* start Provided entries *
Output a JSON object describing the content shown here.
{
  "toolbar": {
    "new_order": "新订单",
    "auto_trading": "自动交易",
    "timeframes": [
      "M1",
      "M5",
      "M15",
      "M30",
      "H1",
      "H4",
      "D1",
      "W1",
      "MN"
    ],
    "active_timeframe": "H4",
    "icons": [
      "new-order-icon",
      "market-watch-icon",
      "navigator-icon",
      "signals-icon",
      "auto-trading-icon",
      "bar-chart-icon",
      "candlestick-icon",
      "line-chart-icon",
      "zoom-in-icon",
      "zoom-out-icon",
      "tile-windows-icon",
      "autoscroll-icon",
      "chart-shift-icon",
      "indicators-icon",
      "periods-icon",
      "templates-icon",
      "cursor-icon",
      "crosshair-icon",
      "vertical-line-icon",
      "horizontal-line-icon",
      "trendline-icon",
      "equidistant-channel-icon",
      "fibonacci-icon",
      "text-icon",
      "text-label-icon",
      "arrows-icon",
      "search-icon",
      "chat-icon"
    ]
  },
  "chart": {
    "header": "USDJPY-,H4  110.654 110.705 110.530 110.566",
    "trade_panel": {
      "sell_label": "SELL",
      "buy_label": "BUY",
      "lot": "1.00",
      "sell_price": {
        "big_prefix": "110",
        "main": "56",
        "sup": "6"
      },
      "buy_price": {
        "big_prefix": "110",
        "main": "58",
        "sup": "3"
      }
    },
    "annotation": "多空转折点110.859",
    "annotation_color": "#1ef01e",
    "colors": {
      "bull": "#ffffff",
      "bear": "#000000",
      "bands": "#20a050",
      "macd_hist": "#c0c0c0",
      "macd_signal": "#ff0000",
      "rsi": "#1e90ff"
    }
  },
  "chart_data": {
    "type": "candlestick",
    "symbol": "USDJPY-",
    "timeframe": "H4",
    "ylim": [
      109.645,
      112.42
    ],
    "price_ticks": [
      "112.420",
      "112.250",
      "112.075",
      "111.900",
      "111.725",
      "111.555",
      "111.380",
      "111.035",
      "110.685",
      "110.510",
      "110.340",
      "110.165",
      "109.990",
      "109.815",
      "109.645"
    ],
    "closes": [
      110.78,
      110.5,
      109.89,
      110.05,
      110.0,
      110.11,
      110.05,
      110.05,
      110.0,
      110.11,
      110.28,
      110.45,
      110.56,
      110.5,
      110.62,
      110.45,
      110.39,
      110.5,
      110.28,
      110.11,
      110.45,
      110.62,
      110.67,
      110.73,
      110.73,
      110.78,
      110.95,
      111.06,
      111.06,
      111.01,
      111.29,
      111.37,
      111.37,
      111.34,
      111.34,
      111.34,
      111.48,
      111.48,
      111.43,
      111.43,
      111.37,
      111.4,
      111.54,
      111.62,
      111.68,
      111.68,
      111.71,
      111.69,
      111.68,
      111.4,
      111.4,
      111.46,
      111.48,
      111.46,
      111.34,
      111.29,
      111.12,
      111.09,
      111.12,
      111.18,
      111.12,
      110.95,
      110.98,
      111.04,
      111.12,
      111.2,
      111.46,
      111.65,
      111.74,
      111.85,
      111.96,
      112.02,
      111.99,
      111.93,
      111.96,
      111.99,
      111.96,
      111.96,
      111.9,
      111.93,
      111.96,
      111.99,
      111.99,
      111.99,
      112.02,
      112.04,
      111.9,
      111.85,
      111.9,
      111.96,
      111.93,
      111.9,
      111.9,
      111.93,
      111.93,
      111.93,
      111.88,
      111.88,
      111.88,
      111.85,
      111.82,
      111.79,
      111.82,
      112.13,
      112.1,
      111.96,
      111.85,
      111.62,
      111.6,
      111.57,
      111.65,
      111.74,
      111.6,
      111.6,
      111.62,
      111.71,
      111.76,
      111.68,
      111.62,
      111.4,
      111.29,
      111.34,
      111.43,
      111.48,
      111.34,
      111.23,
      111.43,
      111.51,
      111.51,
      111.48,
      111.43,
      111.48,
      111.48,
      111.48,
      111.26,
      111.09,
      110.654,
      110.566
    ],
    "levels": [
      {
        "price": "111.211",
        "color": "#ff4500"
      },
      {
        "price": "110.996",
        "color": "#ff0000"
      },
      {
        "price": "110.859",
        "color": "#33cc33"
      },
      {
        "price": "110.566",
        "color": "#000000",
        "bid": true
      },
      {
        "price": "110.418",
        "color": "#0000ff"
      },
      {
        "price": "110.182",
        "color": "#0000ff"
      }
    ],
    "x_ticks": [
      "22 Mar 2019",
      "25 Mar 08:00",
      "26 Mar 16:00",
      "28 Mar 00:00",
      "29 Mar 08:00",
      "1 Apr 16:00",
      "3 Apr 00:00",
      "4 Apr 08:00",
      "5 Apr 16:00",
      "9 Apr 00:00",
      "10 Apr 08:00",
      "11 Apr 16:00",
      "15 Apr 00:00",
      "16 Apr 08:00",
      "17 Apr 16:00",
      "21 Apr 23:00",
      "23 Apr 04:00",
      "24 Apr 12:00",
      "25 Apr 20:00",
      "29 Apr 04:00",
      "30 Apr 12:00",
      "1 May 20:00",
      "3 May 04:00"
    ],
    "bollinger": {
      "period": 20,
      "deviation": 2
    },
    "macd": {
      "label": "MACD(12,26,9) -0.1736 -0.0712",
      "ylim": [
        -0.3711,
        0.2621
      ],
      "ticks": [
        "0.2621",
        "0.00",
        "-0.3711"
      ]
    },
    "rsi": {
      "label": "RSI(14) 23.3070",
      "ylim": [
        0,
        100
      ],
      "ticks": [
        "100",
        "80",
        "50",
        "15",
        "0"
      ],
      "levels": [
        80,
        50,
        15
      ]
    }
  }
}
* end Provided entries *
* Aim of the task: Exactly as written above, please repeat the entries.

* Exercise answer:
Output a JSON object describing the content shown here.
{
  "toolbar": {
    "new_order": "新订单",
    "auto_trading": "自动交易",
    "timeframes": [
      "M1",
      "M5",
      "M15",
      "M30",
      "H1",
      "H4",
      "D1",
      "W1",
      "MN"
    ],
    "active_timeframe": "H4",
    "icons": [
      "new-order-icon",
      "market-watch-icon",
      "navigator-icon",
      "signals-icon",
      "auto-trading-icon",
      "bar-chart-icon",
      "candlestick-icon",
      "line-chart-icon",
      "zoom-in-icon",
      "zoom-out-icon",
      "tile-windows-icon",
      "autoscroll-icon",
      "chart-shift-icon",
      "indicators-icon",
      "periods-icon",
      "templates-icon",
      "cursor-icon",
      "crosshair-icon",
      "vertical-line-icon",
      "horizontal-line-icon",
      "trendline-icon",
      "equidistant-channel-icon",
      "fibonacci-icon",
      "text-icon",
      "text-label-icon",
      "arrows-icon",
      "search-icon",
      "chat-icon"
    ]
  },
  "chart": {
    "header": "USDJPY-,H4  110.654 110.705 110.530 110.566",
    "trade_panel": {
      "sell_label": "SELL",
      "buy_label": "BUY",
      "lot": "1.00",
      "sell_price": {
        "big_prefix": "110",
        "main": "56",
        "sup": "6"
      },
      "buy_price": {
        "big_prefix": "110",
        "main": "58",
        "sup": "3"
      }
    },
    "annotation": "多空转折点110.859",
    "annotation_color": "#1ef01e",
    "colors": {
      "bull": "#ffffff",
      "bear": "#000000",
      "bands": "#20a050",
      "macd_hist": "#c0c0c0",
      "macd_signal": "#ff0000",
      "rsi": "#1e90ff"
    }
  },
  "chart_data": {
    "type": "candlestick",
    "symbol": "USDJPY-",
    "timeframe": "H4",
    "ylim": [
      109.645,
      112.42
    ],
    "price_ticks": [
      "112.420",
      "112.250",
      "112.075",
      "111.900",
      "111.725",
      "111.555",
      "111.380",
      "111.035",
      "110.685",
      "110.510",
      "110.340",
      "110.165",
      "109.990",
      "109.815",
      "109.645"
    ],
    "closes": [
      110.78,
      110.5,
      109.89,
      110.05,
      110.0,
      110.11,
      110.05,
      110.05,
      110.0,
      110.11,
      110.28,
      110.45,
      110.56,
      110.5,
      110.62,
      110.45,
      110.39,
      110.5,
      110.28,
      110.11,
      110.45,
      110.62,
      110.67,
      110.73,
      110.73,
      110.78,
      110.95,
      111.06,
      111.06,
      111.01,
      111.29,
      111.37,
      111.37,
      111.34,
      111.34,
      111.34,
      111.48,
      111.48,
      111.43,
      111.43,
      111.37,
      111.4,
      111.54,
      111.62,
      111.68,
      111.68,
      111.71,
      111.69,
      111.68,
      111.4,
      111.4,
      111.46,
      111.48,
      111.46,
      111.34,
      111.29,
      111.12,
      111.09,
      111.12,
      111.18,
      111.12,
      110.95,
      110.98,
      111.04,
      111.12,
      111.2,
      111.46,
      111.65,
      111.74,
      111.85,
      111.96,
      112.02,
      111.99,
      111.93,
      111.96,
      111.99,
      111.96,
      111.96,
      111.9,
      111.93,
      111.96,
      111.99,
      111.99,
      111.99,
      112.02,
      112.04,
      111.9,
      111.85,
      111.9,
      111.96,
      111.93,
      111.9,
      111.9,
      111.93,
      111.93,
      111.93,
      111.88,
      111.88,
      111.88,
      111.85,
      111.82,
      111.79,
      111.82,
      112.13,
      112.1,
      111.96,
      111.85,
      111.62,
      111.6,
      111.57,
      111.65,
      111.74,
      111.6,
      111.6,
      111.62,
      111.71,
      111.76,
      111.68,
      111.62,
      111.4,
      111.29,
      111.34,
      111.43,
      111.48,
      111.34,
      111.23,
      111.43,
      111.51,
      111.51,
      111.48,
      111.43,
      111.48,
      111.48,
      111.48,
      111.26,
      111.09,
      110.654,
      110.566
    ],
    "levels": [
      {
        "price": "111.211",
        "color": "#ff4500"
      },
      {
        "price": "110.996",
        "color": "#ff0000"
      },
      {
        "price": "110.859",
        "color": "#33cc33"
      },
      {
        "price": "110.566",
        "color": "#000000",
        "bid": true
      },
      {
        "price": "110.418",
        "color": "#0000ff"
      },
      {
        "price": "110.182",
        "color": "#0000ff"
      }
    ],
    "x_ticks": [
      "22 Mar 2019",
      "25 Mar 08:00",
      "26 Mar 16:00",
      "28 Mar 00:00",
      "29 Mar 08:00",
      "1 Apr 16:00",
      "3 Apr 00:00",
      "4 Apr 08:00",
      "5 Apr 16:00",
      "9 Apr 00:00",
      "10 Apr 08:00",
      "11 Apr 16:00",
      "15 Apr 00:00",
      "16 Apr 08:00",
      "17 Apr 16:00",
      "21 Apr 23:00",
      "23 Apr 04:00",
      "24 Apr 12:00",
      "25 Apr 20:00",
      "29 Apr 04:00",
      "30 Apr 12:00",
      "1 May 20:00",
      "3 May 04:00"
    ],
    "bollinger": {
      "period": 20,
      "deviation": 2
    },
    "macd": {
      "label": "MACD(12,26,9) -0.1736 -0.0712",
      "ylim": [
        -0.3711,
        0.2621
      ],
      "ticks": [
        "0.2621",
        "0.00",
        "-0.3711"
      ]
    },
    "rsi": {
      "label": "RSI(14) 23.3070",
      "ylim": [
        0,
        100
      ],
      "ticks": [
        "100",
        "80",
        "50",
        "15",
        "0"
      ],
      "levels": [
        80,
        50,
        15
      ]
    }
  }
}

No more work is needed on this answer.